(Data records)

##############################

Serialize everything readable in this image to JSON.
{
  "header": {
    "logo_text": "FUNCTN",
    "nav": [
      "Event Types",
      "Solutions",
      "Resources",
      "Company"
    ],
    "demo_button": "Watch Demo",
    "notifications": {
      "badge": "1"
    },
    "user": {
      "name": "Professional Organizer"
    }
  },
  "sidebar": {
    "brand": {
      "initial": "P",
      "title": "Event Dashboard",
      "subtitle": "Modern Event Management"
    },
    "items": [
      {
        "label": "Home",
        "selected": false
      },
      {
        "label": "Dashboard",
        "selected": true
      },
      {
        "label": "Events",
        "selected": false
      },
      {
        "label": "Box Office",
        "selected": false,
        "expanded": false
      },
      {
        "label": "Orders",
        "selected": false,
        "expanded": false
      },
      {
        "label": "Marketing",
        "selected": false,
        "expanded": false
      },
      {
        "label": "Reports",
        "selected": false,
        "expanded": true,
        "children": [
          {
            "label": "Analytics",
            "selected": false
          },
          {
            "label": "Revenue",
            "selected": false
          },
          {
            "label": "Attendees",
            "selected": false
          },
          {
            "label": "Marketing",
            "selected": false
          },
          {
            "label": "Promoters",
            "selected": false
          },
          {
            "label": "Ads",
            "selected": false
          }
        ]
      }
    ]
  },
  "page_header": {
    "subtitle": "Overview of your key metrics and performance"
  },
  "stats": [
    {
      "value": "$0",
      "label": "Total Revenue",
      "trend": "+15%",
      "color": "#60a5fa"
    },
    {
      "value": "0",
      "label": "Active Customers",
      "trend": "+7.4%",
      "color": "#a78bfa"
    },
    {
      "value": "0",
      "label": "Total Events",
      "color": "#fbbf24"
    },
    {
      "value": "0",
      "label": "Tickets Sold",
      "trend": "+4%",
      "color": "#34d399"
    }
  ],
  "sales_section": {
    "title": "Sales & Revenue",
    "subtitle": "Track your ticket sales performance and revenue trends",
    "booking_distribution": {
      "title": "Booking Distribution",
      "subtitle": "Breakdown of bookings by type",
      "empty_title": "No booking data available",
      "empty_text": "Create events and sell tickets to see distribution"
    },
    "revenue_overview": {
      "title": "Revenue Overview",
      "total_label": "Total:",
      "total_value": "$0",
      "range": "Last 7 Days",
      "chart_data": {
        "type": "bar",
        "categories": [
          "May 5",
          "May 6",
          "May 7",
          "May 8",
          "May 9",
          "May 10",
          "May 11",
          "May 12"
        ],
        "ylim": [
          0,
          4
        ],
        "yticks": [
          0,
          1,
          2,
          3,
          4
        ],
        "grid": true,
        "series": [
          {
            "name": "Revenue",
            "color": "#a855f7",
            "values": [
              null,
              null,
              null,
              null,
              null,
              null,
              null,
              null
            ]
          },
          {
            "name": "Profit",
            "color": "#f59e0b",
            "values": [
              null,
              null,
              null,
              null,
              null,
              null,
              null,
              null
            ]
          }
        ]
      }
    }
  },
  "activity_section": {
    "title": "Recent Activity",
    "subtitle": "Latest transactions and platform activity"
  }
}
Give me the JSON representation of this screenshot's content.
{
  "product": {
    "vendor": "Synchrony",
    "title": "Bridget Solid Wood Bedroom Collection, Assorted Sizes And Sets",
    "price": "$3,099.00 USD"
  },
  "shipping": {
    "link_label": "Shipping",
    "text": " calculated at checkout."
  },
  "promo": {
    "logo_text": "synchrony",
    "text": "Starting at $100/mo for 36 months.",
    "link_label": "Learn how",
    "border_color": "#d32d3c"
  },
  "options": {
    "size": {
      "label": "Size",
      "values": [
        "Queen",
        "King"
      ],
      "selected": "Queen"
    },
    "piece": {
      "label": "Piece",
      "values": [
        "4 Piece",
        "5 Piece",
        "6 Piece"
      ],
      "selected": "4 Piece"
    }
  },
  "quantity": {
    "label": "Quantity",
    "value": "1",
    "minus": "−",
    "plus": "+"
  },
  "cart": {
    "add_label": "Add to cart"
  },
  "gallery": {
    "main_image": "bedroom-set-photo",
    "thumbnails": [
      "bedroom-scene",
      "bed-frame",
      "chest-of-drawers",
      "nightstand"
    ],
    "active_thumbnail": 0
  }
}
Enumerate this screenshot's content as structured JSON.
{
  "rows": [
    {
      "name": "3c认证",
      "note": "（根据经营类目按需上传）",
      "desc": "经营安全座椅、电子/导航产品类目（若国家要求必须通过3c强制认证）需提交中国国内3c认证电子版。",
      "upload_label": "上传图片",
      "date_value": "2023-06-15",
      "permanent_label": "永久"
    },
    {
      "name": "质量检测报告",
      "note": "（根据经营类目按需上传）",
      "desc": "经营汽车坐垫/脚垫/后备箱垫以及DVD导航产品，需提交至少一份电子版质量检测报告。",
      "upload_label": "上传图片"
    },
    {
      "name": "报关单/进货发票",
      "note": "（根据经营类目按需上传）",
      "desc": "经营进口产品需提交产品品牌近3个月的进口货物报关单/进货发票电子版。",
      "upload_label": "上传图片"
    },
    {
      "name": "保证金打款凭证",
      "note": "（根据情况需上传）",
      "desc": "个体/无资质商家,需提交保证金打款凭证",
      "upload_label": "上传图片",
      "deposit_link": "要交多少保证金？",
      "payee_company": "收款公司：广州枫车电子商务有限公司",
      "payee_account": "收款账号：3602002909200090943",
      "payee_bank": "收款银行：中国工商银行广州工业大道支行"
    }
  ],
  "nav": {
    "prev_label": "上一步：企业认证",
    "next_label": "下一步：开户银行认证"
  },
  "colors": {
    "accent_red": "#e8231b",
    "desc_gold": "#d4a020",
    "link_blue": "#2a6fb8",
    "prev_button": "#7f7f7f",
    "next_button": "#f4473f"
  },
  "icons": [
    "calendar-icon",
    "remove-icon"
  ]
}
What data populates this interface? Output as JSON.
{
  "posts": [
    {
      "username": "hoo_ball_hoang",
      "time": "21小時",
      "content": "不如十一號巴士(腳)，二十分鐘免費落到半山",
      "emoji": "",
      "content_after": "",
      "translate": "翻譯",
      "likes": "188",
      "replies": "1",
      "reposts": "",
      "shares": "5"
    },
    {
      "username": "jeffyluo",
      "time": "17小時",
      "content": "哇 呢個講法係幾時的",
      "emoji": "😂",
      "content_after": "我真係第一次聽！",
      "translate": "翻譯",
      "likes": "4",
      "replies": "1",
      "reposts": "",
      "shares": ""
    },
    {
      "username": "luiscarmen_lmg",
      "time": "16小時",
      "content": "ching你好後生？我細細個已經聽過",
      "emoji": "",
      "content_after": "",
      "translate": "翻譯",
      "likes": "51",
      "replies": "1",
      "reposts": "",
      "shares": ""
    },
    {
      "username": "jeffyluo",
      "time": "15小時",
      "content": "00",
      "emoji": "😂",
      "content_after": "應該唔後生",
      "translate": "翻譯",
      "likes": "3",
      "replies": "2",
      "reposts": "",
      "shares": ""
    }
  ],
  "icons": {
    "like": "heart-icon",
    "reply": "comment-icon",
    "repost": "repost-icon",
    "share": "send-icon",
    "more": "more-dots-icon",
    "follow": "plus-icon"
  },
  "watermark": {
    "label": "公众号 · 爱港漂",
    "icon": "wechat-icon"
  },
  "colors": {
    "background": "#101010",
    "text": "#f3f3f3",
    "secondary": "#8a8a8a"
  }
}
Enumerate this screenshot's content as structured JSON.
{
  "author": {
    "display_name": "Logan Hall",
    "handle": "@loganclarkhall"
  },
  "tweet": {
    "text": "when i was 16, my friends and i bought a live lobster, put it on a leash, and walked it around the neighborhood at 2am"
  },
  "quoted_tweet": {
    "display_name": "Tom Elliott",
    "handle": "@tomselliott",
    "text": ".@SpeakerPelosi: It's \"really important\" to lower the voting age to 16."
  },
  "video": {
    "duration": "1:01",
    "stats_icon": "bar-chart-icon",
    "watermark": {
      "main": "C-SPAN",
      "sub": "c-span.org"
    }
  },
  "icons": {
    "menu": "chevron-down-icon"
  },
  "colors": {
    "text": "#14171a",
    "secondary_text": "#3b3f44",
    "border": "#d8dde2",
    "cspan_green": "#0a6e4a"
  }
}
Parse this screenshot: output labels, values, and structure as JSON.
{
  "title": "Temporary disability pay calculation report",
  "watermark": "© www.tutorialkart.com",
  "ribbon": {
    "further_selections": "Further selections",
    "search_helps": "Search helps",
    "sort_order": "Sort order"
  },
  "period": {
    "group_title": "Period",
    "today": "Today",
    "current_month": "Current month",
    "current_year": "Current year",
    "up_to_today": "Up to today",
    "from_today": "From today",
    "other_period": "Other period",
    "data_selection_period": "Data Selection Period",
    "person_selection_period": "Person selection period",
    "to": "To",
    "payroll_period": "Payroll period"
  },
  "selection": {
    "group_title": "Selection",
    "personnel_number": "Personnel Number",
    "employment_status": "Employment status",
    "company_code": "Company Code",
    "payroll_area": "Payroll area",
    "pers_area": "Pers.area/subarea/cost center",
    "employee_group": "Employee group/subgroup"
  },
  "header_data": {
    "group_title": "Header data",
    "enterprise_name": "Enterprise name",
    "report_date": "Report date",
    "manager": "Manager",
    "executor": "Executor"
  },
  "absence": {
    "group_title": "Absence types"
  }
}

##############################

→ What is being asked: Which lines of the data above contain "this"? Copy each one.

→ Answer to the exercise:
Serialize everything readable in this image to JSON.
Give me the JSON representation of this screenshot's content.
Enumerate this screenshot's content as structured JSON.
What data populates this interface? Output as JSON.
Enumerate this screenshot's content as structured JSON.
Parse this screenshot: output labels, values, and structure as JSON.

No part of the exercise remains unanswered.